» **Challenge**
Give back every line of the records below verbatim, with no change to any character.

───── Excerpted data ─────

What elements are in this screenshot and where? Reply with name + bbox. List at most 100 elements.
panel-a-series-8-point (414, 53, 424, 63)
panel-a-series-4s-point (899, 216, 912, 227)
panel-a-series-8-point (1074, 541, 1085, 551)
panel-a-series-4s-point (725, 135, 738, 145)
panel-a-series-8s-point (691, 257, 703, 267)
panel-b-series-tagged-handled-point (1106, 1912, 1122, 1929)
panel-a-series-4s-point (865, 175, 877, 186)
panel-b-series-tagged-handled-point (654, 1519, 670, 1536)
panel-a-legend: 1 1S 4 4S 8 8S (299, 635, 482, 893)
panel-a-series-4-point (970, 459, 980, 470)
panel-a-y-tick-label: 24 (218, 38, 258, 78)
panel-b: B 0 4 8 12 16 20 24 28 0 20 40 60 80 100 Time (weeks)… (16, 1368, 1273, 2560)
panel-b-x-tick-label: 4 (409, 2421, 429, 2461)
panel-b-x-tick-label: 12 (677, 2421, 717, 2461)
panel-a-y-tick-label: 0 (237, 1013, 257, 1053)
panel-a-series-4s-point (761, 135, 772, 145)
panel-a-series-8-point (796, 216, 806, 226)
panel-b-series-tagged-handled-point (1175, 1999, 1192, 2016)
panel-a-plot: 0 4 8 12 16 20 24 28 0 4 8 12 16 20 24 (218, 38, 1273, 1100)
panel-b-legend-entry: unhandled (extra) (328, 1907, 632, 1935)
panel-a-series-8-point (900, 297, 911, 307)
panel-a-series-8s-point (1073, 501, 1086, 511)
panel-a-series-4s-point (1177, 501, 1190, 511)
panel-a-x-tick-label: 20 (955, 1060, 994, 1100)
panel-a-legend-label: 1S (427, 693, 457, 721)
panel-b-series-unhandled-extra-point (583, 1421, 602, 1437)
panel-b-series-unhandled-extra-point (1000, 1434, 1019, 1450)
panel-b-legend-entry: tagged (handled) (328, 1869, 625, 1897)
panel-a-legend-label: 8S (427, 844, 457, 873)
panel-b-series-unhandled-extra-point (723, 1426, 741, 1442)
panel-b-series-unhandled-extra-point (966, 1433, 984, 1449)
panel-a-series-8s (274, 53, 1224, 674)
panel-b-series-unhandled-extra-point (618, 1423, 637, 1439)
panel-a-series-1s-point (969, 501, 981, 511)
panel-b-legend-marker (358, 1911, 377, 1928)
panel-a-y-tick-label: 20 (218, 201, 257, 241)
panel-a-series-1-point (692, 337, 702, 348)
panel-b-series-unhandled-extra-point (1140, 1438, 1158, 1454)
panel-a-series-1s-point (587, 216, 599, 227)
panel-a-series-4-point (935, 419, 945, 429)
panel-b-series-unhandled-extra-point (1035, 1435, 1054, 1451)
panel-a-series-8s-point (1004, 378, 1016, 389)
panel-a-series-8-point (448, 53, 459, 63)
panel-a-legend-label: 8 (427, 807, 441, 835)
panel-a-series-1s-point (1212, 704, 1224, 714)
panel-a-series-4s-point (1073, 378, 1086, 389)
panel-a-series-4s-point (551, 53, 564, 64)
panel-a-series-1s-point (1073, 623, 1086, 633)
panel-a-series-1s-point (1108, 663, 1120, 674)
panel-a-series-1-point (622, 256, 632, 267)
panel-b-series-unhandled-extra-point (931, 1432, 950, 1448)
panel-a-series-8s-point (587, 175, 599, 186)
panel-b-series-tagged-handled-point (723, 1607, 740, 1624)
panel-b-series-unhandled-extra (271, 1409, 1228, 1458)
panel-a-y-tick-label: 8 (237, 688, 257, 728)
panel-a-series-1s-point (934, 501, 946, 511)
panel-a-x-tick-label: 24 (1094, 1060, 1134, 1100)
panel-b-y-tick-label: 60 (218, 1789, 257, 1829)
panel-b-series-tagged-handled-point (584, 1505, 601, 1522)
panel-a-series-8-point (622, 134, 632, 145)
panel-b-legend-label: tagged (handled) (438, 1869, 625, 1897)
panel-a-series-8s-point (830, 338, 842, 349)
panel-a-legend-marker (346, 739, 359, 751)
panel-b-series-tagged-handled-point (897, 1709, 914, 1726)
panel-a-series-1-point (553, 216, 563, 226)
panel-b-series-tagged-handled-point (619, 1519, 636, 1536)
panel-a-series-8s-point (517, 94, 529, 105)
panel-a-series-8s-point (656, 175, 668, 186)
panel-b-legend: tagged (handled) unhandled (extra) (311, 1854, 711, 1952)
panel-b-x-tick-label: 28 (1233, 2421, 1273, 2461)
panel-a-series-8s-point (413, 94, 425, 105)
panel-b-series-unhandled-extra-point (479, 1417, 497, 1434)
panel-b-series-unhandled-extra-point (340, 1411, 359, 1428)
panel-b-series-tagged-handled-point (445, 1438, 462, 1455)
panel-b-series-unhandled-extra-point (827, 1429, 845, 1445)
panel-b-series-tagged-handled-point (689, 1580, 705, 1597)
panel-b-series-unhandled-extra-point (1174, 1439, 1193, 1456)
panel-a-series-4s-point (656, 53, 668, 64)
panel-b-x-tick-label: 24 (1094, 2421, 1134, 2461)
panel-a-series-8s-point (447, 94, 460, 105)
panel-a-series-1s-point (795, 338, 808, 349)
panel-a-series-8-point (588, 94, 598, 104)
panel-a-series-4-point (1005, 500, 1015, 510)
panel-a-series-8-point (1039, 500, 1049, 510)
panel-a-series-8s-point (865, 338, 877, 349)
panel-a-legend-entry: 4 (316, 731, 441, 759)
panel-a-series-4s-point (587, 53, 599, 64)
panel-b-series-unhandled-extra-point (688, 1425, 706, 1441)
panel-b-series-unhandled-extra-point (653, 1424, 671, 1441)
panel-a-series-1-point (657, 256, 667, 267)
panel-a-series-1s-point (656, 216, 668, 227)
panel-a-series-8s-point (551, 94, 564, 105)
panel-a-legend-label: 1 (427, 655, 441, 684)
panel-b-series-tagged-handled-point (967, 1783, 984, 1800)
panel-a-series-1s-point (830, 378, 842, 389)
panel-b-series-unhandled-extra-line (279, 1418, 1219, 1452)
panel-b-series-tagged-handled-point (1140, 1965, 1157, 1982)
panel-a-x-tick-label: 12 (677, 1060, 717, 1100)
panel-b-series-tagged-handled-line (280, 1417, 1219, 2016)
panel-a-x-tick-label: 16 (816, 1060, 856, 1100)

─────

» **Result of the task**
What elements are in this screenshot and where? Reply with name + bbox. List at most 100 elements.
panel-a-series-8-point (414, 53, 424, 63)
panel-a-series-4s-point (899, 216, 912, 227)
panel-a-series-8-point (1074, 541, 1085, 551)
panel-a-series-4s-point (725, 135, 738, 145)
panel-a-series-8s-point (691, 257, 703, 267)
panel-b-series-tagged-handled-point (1106, 1912, 1122, 1929)
panel-a-series-4s-point (865, 175, 877, 186)
panel-b-series-tagged-handled-point (654, 1519, 670, 1536)
panel-a-legend: 1 1S 4 4S 8 8S (299, 635, 482, 893)
panel-a-series-4-point (970, 459, 980, 470)
panel-a-y-tick-label: 24 (218, 38, 258, 78)
panel-b: B 0 4 8 12 16 20 24 28 0 20 40 60 80 100 Time (weeks)… (16, 1368, 1273, 2560)
panel-b-x-tick-label: 4 (409, 2421, 429, 2461)
panel-b-x-tick-label: 12 (677, 2421, 717, 2461)
panel-a-y-tick-label: 0 (237, 1013, 257, 1053)
panel-a-series-4s-point (761, 135, 772, 145)
panel-a-series-8-point (796, 216, 806, 226)
panel-b-series-tagged-handled-point (1175, 1999, 1192, 2016)
panel-a-plot: 0 4 8 12 16 20 24 28 0 4 8 12 16 20 24 (218, 38, 1273, 1100)
panel-b-legend-entry: unhandled (extra) (328, 1907, 632, 1935)
panel-a-series-8-point (900, 297, 911, 307)
panel-a-series-8s-point (1073, 501, 1086, 511)
panel-a-series-4s-point (1177, 501, 1190, 511)
panel-a-x-tick-label: 20 (955, 1060, 994, 1100)
panel-a-legend-label: 1S (427, 693, 457, 721)
panel-b-series-unhandled-extra-point (583, 1421, 602, 1437)
panel-b-series-unhandled-extra-point (1000, 1434, 1019, 1450)
panel-b-legend-entry: tagged (handled) (328, 1869, 625, 1897)
panel-a-legend-label: 8S (427, 844, 457, 873)
panel-b-series-unhandled-extra-point (723, 1426, 741, 1442)
panel-b-series-unhandled-extra-point (966, 1433, 984, 1449)
panel-a-series-8s (274, 53, 1224, 674)
panel-b-series-unhandled-extra-point (618, 1423, 637, 1439)
panel-a-series-1s-point (969, 501, 981, 511)
panel-b-legend-marker (358, 1911, 377, 1928)
panel-a-y-tick-label: 20 (218, 201, 257, 241)
panel-a-series-1-point (692, 337, 702, 348)
panel-b-series-unhandled-extra-point (1140, 1438, 1158, 1454)
panel-a-series-1s-point (587, 216, 599, 227)
panel-a-series-4-point (935, 419, 945, 429)
panel-b-series-unhandled-extra-point (1035, 1435, 1054, 1451)
panel-a-series-8s-point (1004, 378, 1016, 389)
panel-a-series-8-point (448, 53, 459, 63)
panel-a-legend-label: 8 (427, 807, 441, 835)
panel-a-series-1s-point (1212, 704, 1224, 714)
panel-a-series-4s-point (1073, 378, 1086, 389)
panel-a-series-4s-point (551, 53, 564, 64)
panel-a-series-1s-point (1073, 623, 1086, 633)
panel-a-series-1s-point (1108, 663, 1120, 674)
panel-a-series-1-point (622, 256, 632, 267)
panel-b-series-unhandled-extra-point (931, 1432, 950, 1448)
panel-a-series-8s-point (587, 175, 599, 186)
panel-b-series-tagged-handled-point (723, 1607, 740, 1624)
panel-b-series-unhandled-extra (271, 1409, 1228, 1458)
panel-a-y-tick-label: 8 (237, 688, 257, 728)
panel-a-series-1s-point (934, 501, 946, 511)
panel-a-x-tick-label: 24 (1094, 1060, 1134, 1100)
panel-b-y-tick-label: 60 (218, 1789, 257, 1829)
panel-b-series-tagged-handled-point (584, 1505, 601, 1522)
panel-a-series-8-point (622, 134, 632, 145)
panel-b-legend-label: tagged (handled) (438, 1869, 625, 1897)
panel-a-series-8s-point (830, 338, 842, 349)
panel-a-legend-marker (346, 739, 359, 751)
panel-b-series-tagged-handled-point (897, 1709, 914, 1726)
panel-a-series-1-point (553, 216, 563, 226)
panel-b-series-tagged-handled-point (619, 1519, 636, 1536)
panel-a-series-8s-point (517, 94, 529, 105)
panel-a-series-8s-point (656, 175, 668, 186)
panel-b-legend: tagged (handled) unhandled (extra) (311, 1854, 711, 1952)
panel-b-x-tick-label: 28 (1233, 2421, 1273, 2461)
panel-a-series-8s-point (413, 94, 425, 105)
panel-b-series-unhandled-extra-point (479, 1417, 497, 1434)
panel-b-series-unhandled-extra-point (340, 1411, 359, 1428)
panel-b-series-tagged-handled-point (445, 1438, 462, 1455)
panel-b-series-unhandled-extra-point (827, 1429, 845, 1445)
panel-b-series-tagged-handled-point (689, 1580, 705, 1597)
panel-b-series-unhandled-extra-point (1174, 1439, 1193, 1456)
panel-a-series-4s-point (656, 53, 668, 64)
panel-b-x-tick-label: 24 (1094, 2421, 1134, 2461)
panel-a-series-8s-point (447, 94, 460, 105)
panel-a-series-1s-point (795, 338, 808, 349)
panel-a-series-8-point (588, 94, 598, 104)
panel-a-series-4-point (1005, 500, 1015, 510)
panel-a-series-8-point (1039, 500, 1049, 510)
panel-a-series-8s-point (865, 338, 877, 349)
panel-a-legend-entry: 4 (316, 731, 441, 759)
panel-a-series-4s-point (587, 53, 599, 64)
panel-b-series-unhandled-extra-point (688, 1425, 706, 1441)
panel-b-series-unhandled-extra-point (653, 1424, 671, 1441)
panel-a-series-1-point (657, 256, 667, 267)
panel-a-series-1s-point (656, 216, 668, 227)
panel-a-series-8s-point (551, 94, 564, 105)
panel-a-legend-label: 1 (427, 655, 441, 684)
panel-b-series-tagged-handled-point (967, 1783, 984, 1800)
panel-a-series-1s-point (830, 378, 842, 389)
panel-b-series-unhandled-extra-line (279, 1418, 1219, 1452)
panel-b-series-tagged-handled-point (1140, 1965, 1157, 1982)
panel-a-x-tick-label: 12 (677, 1060, 717, 1100)
panel-b-series-tagged-handled-line (280, 1417, 1219, 2016)
panel-a-x-tick-label: 16 (816, 1060, 856, 1100)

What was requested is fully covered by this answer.